■ **What is required**
Every record must be transcribed in its entirety, apart from the images, which are to be omitted.

■ **Rows**
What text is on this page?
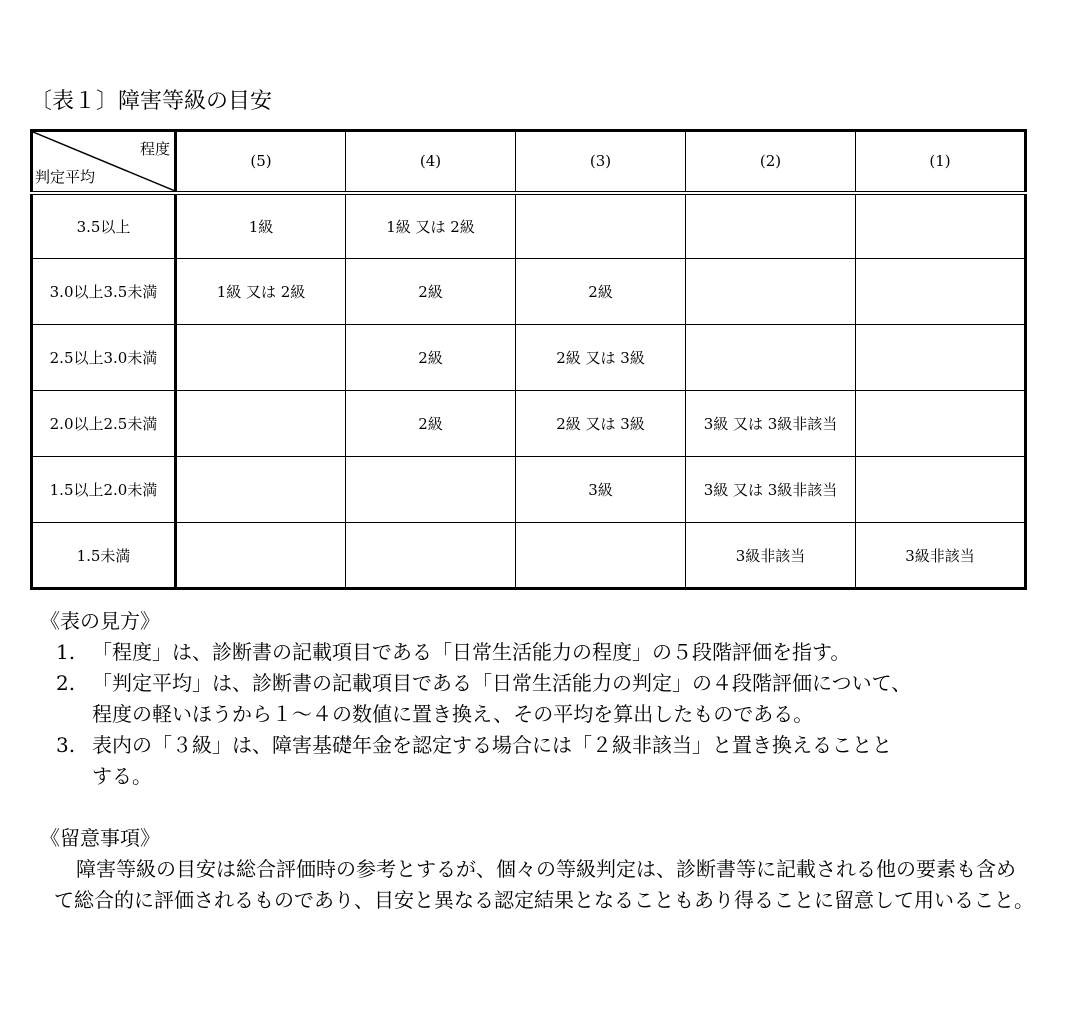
〔表１〕障害等級の目安
程度
判定平均	(5)	(4)	(3)	(2)	(1)
3.5以上	1級	1級 又は 2級			
3.0以上3.5未満	1級 又は 2級	2級	2級		
2.5以上3.0未満		2級	2級 又は 3級		
2.0以上2.5未満		2級	2級 又は 3級	3級 又は 3級非該当	
1.5以上2.0未満			3級	3級 又は 3級非該当	
1.5未満				3級非該当	3級非該当
《表の見方》
1. 「程度」は、診断書の記載項目である「日常生活能力の程度」の５段階評価を指す。
2. 「判定平均」は、診断書の記載項目である「日常生活能力の判定」の４段階評価について、
程度の軽いほうから１～４の数値に置き換え、その平均を算出したものである。
3. 表内の「３級」は、障害基礎年金を認定する場合には「２級非該当」と置き換えることと
する。
《留意事項》
障害等級の目安は総合評価時の参考とするが、個々の等級判定は、診断書等に記載される他の要素も含めて総合的に評価されるものであり、目安と異なる認定結果となることもあり得ることに留意して用いること。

■ **Solution to the exercise**
What text is on this page?
〔表１〕障害等級の目安
程度
判定平均	(5)	(4)	(3)	(2)	(1)
3.5以上	1級	1級 又は 2級			
3.0以上3.5未満	1級 又は 2級	2級	2級		
2.5以上3.0未満		2級	2級 又は 3級		
2.0以上2.5未満		2級	2級 又は 3級	3級 又は 3級非該当	
1.5以上2.0未満			3級	3級 又は 3級非該当	
1.5未満				3級非該当	3級非該当
《表の見方》
1. 「程度」は、診断書の記載項目である「日常生活能力の程度」の５段階評価を指す。
2. 「判定平均」は、診断書の記載項目である「日常生活能力の判定」の４段階評価について、
程度の軽いほうから１～４の数値に置き換え、その平均を算出したものである。
3. 表内の「３級」は、障害基礎年金を認定する場合には「２級非該当」と置き換えることと
する。
《留意事項》
障害等級の目安は総合評価時の参考とするが、個々の等級判定は、診断書等に記載される他の要素も含めて総合的に評価されるものであり、目安と異なる認定結果となることもあり得ることに留意して用いること。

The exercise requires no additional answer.